Work to complete: Copy out each of the rows below character for character, keeping every line in its original order.

--- Start ---

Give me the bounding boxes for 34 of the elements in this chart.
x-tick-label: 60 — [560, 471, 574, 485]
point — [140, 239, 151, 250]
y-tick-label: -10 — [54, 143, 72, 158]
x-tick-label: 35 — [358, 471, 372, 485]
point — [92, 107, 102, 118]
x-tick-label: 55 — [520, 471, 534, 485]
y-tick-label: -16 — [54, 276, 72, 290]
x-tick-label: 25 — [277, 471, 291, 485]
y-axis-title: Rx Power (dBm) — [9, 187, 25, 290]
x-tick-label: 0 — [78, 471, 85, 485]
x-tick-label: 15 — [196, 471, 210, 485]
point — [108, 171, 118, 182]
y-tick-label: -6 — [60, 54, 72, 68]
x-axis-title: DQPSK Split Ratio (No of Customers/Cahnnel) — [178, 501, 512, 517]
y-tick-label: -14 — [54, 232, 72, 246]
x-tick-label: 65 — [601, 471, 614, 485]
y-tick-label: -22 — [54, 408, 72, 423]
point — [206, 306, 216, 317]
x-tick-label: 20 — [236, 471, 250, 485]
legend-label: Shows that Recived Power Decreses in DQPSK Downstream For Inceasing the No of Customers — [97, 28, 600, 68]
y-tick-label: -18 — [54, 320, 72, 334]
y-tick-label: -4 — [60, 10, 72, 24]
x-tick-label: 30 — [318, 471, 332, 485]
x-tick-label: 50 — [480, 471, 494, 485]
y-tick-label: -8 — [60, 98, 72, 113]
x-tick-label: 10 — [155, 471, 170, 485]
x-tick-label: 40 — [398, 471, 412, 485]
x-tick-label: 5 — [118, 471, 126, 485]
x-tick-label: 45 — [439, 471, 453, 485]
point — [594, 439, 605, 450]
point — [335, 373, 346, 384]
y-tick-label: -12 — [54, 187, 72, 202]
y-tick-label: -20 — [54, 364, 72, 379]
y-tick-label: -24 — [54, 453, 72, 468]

--- End ---

Solved exercise:
Give me the bounding boxes for 34 of the elements in this chart.
x-tick-label: 60 — [560, 471, 574, 485]
point — [140, 239, 151, 250]
y-tick-label: -10 — [54, 143, 72, 158]
x-tick-label: 35 — [358, 471, 372, 485]
point — [92, 107, 102, 118]
x-tick-label: 55 — [520, 471, 534, 485]
y-tick-label: -16 — [54, 276, 72, 290]
x-tick-label: 25 — [277, 471, 291, 485]
y-axis-title: Rx Power (dBm) — [9, 187, 25, 290]
x-tick-label: 0 — [78, 471, 85, 485]
x-tick-label: 15 — [196, 471, 210, 485]
point — [108, 171, 118, 182]
y-tick-label: -6 — [60, 54, 72, 68]
x-axis-title: DQPSK Split Ratio (No of Customers/Cahnnel) — [178, 501, 512, 517]
y-tick-label: -14 — [54, 232, 72, 246]
x-tick-label: 65 — [601, 471, 614, 485]
y-tick-label: -22 — [54, 408, 72, 423]
point — [206, 306, 216, 317]
x-tick-label: 20 — [236, 471, 250, 485]
legend-label: Shows that Recived Power Decreses in DQPSK Downstream For Inceasing the No of Customers — [97, 28, 600, 68]
y-tick-label: -18 — [54, 320, 72, 334]
y-tick-label: -4 — [60, 10, 72, 24]
x-tick-label: 30 — [318, 471, 332, 485]
x-tick-label: 50 — [480, 471, 494, 485]
y-tick-label: -8 — [60, 98, 72, 113]
x-tick-label: 10 — [155, 471, 170, 485]
x-tick-label: 40 — [398, 471, 412, 485]
x-tick-label: 5 — [118, 471, 126, 485]
x-tick-label: 45 — [439, 471, 453, 485]
point — [594, 439, 605, 450]
point — [335, 373, 346, 384]
y-tick-label: -12 — [54, 187, 72, 202]
y-tick-label: -20 — [54, 364, 72, 379]
y-tick-label: -24 — [54, 453, 72, 468]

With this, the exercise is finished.